**EXERCISE DIRECTIONS**
Show all lines holding the string "temperature".

**RECORDED INFORMATION**
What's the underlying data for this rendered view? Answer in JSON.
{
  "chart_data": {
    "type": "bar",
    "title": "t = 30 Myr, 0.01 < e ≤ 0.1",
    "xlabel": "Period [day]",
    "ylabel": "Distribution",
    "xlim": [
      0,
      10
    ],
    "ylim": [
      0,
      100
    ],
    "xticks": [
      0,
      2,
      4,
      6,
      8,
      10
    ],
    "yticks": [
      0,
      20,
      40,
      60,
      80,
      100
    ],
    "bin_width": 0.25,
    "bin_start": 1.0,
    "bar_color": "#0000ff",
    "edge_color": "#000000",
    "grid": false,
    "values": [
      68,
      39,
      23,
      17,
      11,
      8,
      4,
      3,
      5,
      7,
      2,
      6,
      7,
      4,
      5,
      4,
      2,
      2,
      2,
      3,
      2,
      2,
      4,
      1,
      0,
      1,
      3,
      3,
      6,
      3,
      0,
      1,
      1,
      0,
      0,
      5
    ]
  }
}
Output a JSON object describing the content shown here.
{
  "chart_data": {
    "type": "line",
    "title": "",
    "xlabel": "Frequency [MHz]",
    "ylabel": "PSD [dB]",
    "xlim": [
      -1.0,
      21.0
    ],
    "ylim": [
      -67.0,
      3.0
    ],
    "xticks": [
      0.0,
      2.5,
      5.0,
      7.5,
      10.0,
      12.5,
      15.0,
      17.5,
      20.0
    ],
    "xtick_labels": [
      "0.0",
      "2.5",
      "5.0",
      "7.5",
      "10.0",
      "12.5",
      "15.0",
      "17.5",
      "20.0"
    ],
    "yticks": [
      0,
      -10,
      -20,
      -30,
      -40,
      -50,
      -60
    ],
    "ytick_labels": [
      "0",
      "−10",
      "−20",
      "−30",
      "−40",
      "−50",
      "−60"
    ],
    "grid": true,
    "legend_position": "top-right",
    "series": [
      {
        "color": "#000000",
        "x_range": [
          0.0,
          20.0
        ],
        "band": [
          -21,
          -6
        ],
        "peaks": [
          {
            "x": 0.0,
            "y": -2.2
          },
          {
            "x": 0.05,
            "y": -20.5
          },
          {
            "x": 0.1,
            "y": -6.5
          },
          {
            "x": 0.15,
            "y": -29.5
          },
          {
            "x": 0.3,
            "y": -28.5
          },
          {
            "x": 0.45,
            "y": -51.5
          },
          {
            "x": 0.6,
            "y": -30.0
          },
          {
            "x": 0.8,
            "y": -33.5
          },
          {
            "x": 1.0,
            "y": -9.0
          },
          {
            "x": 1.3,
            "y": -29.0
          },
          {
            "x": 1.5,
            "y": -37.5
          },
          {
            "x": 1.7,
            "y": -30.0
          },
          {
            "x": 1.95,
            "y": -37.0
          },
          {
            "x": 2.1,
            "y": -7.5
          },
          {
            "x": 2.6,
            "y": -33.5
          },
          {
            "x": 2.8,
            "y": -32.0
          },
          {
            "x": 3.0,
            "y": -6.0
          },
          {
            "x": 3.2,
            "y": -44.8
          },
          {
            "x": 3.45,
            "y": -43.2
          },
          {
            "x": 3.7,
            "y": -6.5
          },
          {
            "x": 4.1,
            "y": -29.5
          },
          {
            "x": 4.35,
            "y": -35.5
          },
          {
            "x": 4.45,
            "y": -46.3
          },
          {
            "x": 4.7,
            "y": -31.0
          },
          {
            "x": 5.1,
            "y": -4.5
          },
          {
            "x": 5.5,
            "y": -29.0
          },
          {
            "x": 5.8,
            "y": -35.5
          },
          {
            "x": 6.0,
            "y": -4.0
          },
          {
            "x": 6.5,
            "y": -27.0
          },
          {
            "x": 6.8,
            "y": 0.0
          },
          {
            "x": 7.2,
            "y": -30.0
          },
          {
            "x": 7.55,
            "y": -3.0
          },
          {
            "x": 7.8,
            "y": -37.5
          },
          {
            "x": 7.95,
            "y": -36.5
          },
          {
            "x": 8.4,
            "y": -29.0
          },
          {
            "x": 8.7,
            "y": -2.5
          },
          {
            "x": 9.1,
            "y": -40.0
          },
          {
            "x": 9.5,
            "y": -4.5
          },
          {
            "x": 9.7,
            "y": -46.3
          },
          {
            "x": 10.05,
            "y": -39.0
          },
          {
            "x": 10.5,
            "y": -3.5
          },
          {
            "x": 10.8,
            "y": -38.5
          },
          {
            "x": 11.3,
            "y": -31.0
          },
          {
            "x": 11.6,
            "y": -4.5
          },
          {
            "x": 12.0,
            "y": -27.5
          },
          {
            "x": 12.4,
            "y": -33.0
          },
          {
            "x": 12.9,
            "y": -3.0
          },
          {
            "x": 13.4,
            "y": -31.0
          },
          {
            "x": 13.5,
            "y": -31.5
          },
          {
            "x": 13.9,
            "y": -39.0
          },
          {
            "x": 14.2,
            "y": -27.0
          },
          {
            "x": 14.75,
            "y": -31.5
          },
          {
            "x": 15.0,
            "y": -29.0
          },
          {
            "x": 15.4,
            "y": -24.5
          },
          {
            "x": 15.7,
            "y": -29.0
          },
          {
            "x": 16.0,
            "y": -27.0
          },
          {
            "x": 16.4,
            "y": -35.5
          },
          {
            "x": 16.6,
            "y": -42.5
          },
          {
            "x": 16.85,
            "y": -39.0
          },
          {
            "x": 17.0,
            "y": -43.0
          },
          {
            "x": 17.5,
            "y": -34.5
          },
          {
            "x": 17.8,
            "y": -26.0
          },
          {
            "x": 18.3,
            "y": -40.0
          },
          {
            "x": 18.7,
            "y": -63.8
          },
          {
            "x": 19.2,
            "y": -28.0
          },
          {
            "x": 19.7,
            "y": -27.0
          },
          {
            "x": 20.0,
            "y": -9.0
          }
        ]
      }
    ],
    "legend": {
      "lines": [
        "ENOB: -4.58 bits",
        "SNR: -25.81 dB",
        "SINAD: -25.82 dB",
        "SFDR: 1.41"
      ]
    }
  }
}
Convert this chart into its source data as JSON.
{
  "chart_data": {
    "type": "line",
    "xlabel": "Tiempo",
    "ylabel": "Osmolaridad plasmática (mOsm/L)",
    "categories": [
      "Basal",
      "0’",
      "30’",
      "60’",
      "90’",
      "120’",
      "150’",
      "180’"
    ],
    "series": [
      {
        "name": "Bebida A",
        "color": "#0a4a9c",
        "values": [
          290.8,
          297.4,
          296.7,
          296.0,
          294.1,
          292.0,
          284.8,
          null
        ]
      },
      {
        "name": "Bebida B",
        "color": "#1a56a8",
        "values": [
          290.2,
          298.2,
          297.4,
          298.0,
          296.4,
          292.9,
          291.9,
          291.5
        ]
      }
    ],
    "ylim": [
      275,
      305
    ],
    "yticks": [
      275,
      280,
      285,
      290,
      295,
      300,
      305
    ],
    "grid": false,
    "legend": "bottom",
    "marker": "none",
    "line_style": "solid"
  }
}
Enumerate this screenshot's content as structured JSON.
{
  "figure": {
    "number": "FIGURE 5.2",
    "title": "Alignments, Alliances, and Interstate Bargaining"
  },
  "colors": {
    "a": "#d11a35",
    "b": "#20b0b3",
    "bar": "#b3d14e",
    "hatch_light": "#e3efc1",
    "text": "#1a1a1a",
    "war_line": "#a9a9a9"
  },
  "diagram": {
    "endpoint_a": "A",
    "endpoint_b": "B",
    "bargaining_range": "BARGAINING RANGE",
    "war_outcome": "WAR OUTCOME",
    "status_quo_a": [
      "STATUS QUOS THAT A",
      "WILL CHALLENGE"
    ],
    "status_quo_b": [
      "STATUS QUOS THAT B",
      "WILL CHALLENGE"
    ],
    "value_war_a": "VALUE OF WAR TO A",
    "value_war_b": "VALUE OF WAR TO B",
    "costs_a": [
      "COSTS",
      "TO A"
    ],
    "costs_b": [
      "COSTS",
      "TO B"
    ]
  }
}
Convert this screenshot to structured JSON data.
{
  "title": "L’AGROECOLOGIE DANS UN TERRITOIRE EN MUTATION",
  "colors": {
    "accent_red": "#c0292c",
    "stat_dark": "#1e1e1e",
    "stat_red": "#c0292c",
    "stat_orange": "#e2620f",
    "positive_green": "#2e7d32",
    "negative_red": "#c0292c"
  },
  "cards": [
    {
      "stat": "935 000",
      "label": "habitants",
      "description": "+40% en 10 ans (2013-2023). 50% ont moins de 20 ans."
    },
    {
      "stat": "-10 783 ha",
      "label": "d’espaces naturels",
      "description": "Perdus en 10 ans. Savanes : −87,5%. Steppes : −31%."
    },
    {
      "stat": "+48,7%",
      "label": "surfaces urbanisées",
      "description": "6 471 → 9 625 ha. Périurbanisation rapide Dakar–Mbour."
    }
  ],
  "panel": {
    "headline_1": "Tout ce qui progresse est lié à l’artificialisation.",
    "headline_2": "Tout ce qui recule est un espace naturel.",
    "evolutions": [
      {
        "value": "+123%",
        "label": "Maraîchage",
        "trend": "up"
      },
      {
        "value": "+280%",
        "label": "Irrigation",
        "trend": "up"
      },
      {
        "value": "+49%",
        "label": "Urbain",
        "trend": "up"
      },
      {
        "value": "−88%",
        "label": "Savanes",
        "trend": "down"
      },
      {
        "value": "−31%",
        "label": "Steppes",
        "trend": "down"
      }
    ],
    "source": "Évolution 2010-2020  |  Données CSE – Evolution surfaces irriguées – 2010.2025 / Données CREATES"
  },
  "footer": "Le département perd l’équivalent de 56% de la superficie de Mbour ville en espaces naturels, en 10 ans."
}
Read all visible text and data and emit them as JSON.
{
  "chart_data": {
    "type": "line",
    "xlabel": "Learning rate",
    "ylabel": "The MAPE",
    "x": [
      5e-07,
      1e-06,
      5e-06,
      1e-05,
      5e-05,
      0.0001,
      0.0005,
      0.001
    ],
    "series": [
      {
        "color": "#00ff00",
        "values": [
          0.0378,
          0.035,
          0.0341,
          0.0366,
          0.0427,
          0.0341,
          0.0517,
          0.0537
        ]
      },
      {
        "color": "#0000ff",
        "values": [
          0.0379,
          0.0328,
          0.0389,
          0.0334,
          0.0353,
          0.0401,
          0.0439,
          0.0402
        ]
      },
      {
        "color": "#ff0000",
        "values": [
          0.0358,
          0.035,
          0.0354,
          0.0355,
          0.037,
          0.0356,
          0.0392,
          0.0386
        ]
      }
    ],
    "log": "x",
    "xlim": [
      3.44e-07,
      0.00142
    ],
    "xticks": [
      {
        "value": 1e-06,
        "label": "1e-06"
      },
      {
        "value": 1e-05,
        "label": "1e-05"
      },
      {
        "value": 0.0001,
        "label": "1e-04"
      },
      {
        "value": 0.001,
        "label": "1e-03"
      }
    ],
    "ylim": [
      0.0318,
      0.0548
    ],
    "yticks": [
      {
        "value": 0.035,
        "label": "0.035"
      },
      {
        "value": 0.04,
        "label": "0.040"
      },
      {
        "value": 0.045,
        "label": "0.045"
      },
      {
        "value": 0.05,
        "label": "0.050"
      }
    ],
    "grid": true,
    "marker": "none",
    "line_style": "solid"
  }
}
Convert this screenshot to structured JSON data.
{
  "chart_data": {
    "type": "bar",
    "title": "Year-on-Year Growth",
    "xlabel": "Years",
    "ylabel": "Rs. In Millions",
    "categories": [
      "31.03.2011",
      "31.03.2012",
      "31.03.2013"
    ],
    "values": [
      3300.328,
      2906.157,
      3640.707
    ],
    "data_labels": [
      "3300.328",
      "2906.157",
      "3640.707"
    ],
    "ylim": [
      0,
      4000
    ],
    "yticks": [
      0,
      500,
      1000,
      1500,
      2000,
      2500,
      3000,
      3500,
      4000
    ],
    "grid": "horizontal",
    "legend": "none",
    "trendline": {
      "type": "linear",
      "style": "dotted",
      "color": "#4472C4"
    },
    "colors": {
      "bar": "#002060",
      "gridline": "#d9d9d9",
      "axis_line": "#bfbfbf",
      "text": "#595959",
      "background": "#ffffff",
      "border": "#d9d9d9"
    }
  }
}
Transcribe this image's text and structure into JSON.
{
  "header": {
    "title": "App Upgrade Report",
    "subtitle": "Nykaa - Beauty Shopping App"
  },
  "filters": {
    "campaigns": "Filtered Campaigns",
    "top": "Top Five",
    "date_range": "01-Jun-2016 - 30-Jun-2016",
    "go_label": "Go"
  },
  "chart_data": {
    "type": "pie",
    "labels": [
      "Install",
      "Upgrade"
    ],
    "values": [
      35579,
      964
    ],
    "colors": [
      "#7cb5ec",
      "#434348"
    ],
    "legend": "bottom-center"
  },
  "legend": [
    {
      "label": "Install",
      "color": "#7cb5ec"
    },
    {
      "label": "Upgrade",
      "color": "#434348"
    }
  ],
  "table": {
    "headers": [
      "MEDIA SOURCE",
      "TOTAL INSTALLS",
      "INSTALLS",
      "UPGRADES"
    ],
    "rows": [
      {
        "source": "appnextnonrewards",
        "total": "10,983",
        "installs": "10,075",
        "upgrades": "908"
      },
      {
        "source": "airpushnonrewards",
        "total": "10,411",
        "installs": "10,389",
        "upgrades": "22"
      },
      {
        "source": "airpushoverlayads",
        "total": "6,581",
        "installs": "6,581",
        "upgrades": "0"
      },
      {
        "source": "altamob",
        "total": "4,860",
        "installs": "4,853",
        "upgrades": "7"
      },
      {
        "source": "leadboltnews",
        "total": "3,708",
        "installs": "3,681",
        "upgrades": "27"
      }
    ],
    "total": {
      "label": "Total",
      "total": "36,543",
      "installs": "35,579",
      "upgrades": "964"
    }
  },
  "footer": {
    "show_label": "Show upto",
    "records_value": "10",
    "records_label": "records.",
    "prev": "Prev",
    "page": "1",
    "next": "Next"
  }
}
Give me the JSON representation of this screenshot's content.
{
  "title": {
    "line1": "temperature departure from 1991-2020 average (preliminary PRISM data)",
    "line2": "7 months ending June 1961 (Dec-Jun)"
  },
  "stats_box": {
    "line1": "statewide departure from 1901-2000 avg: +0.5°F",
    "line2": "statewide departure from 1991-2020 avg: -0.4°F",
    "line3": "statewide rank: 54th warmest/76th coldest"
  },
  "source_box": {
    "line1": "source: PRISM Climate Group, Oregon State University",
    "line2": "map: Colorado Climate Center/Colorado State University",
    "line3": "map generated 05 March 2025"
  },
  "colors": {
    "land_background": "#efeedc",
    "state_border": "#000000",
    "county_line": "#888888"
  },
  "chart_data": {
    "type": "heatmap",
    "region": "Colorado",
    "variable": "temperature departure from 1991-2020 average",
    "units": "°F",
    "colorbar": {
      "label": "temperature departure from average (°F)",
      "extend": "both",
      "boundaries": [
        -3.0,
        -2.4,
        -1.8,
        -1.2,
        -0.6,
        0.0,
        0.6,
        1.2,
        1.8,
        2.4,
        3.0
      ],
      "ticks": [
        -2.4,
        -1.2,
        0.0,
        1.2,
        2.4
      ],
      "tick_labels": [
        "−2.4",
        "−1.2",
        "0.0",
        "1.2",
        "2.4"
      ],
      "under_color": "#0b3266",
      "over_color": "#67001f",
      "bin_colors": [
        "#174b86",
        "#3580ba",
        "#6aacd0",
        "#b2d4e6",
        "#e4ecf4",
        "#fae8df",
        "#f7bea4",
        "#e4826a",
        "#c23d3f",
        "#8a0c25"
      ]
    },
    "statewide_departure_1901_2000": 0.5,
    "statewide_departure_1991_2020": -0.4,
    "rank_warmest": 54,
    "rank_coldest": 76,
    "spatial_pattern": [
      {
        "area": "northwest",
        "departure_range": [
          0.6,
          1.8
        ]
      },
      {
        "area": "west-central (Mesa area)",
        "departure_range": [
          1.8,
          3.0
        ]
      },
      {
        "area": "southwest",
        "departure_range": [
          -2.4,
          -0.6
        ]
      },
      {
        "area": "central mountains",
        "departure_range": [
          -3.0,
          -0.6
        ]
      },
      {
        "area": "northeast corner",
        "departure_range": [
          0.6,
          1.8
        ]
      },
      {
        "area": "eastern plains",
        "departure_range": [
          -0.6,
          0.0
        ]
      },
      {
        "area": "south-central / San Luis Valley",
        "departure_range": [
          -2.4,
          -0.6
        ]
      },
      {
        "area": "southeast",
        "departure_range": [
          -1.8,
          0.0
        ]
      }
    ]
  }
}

**RESULT FOR THIS EXERCISE**
    "line1": "temperature departure from 1991-2020 average (preliminary PRISM data)",
    "variable": "temperature departure from 1991-2020 average",
      "label": "temperature departure from average (°F)",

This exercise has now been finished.